── Rows

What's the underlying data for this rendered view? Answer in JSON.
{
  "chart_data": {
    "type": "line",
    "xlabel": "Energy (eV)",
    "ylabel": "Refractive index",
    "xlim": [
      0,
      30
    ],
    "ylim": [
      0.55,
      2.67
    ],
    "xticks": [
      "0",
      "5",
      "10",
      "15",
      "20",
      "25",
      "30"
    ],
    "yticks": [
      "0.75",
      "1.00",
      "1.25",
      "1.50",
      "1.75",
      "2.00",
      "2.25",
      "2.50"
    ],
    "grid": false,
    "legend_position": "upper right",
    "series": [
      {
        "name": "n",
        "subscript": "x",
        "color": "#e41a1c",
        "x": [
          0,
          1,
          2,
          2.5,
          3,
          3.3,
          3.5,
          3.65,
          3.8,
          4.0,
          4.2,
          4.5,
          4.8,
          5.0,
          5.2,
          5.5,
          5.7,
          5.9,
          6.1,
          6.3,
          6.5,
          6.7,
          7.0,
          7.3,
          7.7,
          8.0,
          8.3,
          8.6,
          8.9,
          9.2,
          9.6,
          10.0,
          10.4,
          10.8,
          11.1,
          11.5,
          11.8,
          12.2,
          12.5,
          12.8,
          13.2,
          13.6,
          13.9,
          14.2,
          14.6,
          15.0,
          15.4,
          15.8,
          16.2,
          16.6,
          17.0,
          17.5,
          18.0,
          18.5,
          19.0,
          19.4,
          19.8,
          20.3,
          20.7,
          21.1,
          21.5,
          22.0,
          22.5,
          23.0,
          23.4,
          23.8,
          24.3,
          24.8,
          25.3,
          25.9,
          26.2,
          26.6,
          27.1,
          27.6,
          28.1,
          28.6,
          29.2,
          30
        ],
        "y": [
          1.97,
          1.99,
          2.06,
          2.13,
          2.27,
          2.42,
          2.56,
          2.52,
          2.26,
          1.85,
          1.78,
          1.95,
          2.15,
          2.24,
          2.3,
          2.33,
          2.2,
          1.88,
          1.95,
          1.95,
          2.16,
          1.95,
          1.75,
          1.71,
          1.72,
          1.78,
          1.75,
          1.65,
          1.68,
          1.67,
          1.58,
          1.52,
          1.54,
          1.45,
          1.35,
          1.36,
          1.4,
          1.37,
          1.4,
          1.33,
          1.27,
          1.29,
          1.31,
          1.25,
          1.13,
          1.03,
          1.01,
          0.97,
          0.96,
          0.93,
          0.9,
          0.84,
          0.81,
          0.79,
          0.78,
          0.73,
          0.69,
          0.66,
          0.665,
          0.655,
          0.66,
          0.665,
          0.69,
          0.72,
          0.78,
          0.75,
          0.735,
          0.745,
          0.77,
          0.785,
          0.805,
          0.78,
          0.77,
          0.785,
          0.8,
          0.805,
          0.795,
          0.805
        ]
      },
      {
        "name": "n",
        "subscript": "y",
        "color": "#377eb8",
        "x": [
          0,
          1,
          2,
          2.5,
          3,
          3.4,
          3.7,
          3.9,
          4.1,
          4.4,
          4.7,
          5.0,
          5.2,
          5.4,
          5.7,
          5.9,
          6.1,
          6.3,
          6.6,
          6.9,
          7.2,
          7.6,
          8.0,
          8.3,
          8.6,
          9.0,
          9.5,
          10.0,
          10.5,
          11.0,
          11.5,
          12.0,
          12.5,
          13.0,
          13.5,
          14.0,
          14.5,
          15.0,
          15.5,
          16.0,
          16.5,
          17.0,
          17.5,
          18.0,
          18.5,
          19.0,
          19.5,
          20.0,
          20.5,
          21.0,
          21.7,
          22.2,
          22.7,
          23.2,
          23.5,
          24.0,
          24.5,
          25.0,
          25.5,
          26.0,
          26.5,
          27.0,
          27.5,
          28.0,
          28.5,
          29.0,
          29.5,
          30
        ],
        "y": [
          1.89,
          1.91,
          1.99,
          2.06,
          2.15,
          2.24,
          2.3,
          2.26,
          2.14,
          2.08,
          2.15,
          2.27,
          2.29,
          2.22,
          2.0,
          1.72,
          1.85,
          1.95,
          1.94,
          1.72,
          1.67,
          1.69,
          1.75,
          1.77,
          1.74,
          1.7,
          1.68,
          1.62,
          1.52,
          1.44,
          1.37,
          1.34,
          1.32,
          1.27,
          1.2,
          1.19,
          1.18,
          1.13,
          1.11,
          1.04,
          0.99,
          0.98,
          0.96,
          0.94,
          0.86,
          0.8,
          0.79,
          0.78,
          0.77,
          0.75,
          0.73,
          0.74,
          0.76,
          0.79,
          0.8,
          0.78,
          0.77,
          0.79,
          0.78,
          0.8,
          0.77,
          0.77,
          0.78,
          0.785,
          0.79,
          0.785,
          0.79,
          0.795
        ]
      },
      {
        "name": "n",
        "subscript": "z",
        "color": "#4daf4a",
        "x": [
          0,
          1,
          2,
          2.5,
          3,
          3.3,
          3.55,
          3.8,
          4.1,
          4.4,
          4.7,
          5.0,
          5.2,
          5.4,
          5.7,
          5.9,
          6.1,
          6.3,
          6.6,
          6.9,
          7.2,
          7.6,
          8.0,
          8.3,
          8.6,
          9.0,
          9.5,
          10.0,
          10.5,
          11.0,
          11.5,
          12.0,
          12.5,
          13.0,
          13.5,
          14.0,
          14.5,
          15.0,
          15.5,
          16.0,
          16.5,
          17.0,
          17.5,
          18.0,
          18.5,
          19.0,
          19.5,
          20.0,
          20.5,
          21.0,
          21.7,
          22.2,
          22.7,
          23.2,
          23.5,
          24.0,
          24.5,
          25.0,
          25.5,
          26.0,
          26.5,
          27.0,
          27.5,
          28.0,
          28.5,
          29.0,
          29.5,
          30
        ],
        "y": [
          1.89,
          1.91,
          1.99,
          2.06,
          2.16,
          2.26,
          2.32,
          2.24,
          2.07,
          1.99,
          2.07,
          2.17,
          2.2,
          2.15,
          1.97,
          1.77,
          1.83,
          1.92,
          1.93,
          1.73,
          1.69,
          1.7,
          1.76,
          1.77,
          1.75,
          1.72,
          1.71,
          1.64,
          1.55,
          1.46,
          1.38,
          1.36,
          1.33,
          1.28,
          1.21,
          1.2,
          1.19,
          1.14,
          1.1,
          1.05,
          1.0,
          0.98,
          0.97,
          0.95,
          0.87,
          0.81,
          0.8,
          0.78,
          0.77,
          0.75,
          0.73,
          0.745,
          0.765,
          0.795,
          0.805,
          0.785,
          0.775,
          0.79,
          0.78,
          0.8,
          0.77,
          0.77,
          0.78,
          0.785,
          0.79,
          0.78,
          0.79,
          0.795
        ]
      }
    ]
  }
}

────

Exercise objective
State, as a bare number, how many lines of the listing hold the word "color".

Response to the task
3